▶ _What you have to do_: Collect every line that includes the string "Event".
--- Start Data supplied ---
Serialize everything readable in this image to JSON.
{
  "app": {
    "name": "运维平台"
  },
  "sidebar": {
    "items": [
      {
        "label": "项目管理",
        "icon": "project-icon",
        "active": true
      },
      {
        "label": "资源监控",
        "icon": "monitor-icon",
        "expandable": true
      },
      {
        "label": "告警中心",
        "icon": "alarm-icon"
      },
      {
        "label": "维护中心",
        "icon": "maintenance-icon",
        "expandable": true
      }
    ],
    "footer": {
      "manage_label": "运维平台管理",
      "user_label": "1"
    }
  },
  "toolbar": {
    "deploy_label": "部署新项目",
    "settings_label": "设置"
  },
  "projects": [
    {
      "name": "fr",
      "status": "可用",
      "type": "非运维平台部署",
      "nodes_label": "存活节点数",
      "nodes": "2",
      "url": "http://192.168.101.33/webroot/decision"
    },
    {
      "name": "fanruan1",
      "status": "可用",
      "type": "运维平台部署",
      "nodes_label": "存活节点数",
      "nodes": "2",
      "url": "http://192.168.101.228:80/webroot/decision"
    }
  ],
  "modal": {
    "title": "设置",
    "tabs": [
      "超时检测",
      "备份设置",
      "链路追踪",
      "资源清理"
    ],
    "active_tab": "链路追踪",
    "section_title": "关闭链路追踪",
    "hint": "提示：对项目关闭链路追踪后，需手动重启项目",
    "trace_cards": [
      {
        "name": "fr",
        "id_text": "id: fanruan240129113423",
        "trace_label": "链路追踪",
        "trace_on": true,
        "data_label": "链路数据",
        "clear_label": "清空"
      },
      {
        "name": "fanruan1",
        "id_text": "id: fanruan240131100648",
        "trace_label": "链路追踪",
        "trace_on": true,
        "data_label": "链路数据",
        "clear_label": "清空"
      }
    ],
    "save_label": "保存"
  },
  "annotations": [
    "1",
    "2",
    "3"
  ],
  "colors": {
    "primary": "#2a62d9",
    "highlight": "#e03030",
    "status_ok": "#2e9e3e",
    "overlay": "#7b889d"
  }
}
--- End Data supplied ---
--- Start Data supplied ---
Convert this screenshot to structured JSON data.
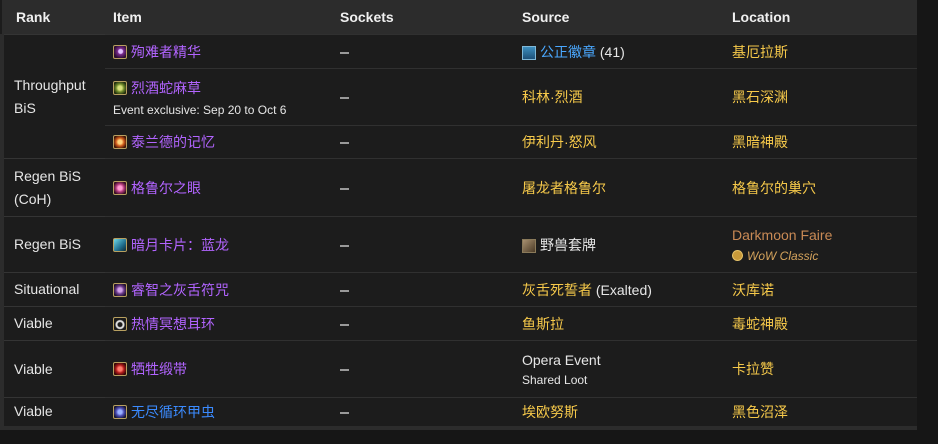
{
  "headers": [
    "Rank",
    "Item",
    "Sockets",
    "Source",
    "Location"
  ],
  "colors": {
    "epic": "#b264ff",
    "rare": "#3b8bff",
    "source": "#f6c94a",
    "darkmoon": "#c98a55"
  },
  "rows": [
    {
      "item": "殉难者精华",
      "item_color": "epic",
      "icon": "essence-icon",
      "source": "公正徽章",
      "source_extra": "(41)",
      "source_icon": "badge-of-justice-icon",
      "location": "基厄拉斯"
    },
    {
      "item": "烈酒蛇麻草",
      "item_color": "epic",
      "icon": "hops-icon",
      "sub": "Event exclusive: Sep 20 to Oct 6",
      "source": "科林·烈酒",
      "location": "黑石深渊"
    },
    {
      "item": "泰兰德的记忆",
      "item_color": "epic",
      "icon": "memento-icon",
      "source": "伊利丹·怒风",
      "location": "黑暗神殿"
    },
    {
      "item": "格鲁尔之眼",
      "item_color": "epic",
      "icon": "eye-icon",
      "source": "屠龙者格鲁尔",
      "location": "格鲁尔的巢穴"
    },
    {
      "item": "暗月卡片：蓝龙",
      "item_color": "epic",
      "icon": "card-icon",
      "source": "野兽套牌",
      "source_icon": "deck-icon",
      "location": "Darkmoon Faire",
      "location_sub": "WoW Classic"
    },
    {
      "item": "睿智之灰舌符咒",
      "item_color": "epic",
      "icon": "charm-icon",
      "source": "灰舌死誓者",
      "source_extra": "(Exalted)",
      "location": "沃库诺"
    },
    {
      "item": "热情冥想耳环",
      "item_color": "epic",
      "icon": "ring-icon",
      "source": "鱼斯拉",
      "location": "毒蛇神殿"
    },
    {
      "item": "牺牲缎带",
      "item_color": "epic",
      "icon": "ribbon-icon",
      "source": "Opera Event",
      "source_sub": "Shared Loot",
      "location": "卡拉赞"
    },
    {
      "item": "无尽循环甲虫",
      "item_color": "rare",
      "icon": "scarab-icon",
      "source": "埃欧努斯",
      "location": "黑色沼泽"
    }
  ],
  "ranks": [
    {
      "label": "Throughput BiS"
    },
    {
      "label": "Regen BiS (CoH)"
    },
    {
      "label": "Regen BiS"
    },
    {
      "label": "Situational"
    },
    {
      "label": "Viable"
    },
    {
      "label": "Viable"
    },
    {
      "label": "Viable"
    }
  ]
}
--- End Data supplied ---
▶ _Answer below_:
      "sub": "Event exclusive: Sep 20 to Oct 6",
      "source": "Opera Event",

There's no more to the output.